Page transcription records
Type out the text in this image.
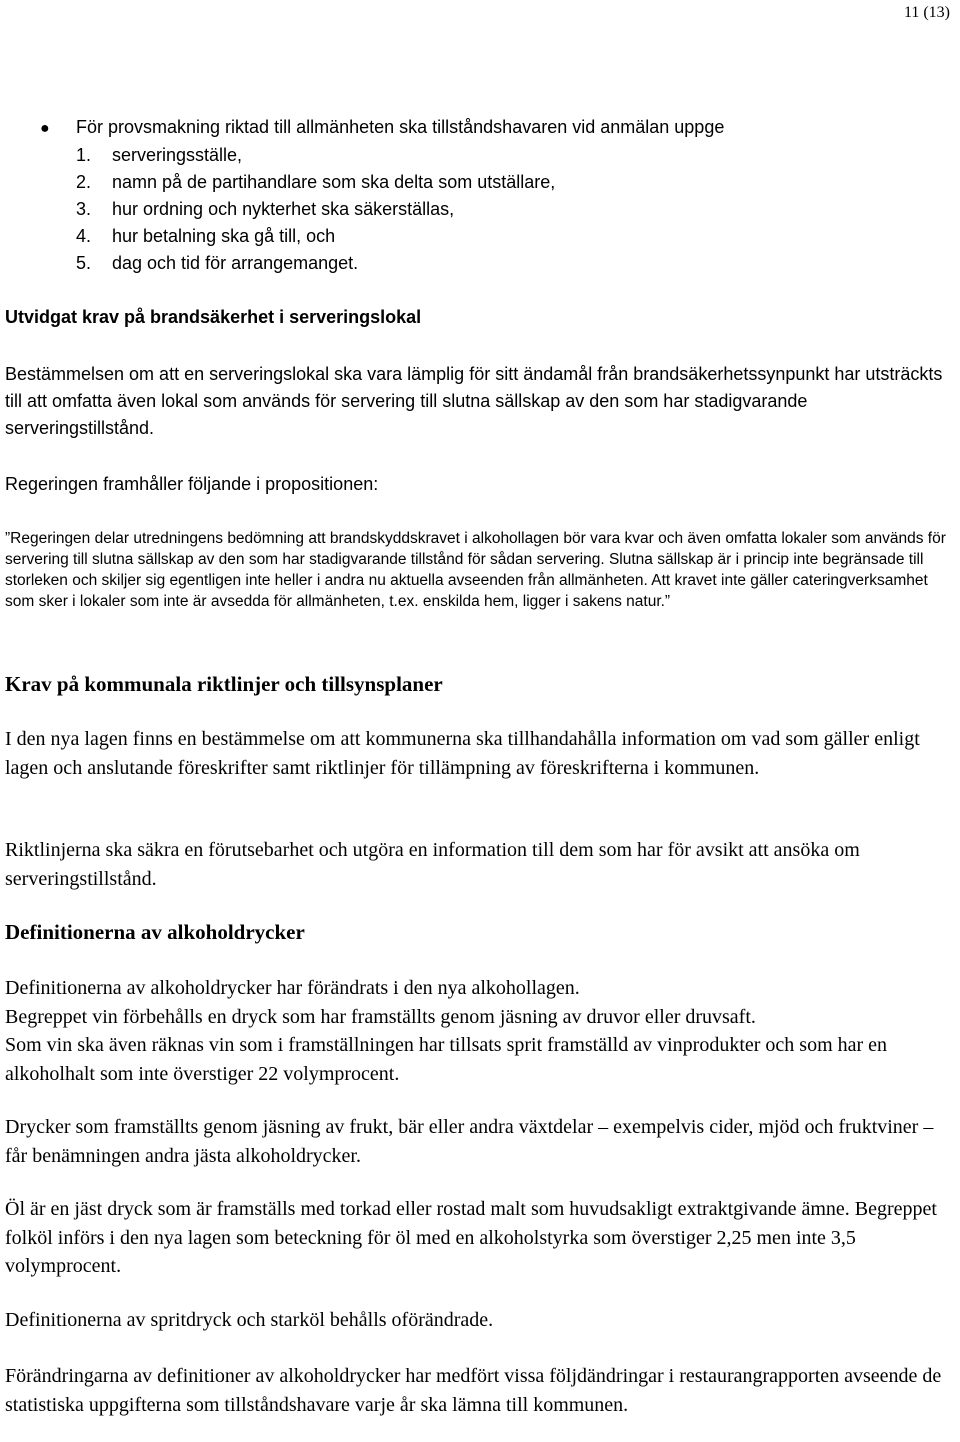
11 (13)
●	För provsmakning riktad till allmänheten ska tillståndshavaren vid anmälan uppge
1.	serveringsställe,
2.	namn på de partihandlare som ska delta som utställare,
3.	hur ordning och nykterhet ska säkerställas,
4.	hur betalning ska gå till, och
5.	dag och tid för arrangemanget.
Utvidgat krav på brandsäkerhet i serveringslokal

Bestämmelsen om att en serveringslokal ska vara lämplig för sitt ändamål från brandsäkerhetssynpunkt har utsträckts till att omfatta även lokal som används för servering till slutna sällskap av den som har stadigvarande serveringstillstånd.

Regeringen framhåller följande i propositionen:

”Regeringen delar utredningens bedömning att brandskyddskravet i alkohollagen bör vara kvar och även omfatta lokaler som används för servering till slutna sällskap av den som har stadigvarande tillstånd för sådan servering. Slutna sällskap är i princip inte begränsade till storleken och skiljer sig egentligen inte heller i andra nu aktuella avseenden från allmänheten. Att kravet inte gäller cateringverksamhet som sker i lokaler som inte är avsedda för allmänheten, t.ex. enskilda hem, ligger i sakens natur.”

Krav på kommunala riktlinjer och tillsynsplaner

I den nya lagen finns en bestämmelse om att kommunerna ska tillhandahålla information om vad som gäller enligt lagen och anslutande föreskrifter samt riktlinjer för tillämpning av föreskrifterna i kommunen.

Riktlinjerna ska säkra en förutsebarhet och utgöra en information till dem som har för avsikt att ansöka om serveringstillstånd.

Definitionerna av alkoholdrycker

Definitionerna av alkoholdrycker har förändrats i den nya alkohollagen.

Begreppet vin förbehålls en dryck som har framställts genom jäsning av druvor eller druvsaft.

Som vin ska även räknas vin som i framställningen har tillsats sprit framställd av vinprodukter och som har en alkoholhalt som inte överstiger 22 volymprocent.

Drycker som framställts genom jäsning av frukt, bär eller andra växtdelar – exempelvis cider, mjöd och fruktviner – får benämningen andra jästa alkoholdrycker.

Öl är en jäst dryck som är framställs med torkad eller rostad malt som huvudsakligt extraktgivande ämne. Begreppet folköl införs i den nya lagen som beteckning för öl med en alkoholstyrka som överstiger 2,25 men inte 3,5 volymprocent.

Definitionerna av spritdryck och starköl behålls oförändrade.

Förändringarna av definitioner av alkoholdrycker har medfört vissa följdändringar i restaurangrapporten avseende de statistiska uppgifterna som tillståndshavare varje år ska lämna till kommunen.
* * *
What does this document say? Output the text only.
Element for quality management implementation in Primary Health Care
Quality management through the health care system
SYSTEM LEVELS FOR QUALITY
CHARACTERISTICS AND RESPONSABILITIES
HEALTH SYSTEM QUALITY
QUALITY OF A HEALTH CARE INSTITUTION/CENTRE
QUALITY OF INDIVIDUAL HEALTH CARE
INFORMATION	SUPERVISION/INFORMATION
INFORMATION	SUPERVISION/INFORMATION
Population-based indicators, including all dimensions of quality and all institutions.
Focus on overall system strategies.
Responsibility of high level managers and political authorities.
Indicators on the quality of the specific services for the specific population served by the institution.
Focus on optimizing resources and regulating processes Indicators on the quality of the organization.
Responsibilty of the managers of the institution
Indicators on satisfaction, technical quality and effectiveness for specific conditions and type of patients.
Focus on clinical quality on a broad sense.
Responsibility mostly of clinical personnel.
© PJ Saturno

▶ **PROBLEM**
Return each line from the entries above that includes "specific".

▶ **EXERCISE SOLUTION**
Indicators on the quality of the specific services for the specific population served by the institution.
Indicators on satisfaction, technical quality and effectiveness for specific conditions and type of patients.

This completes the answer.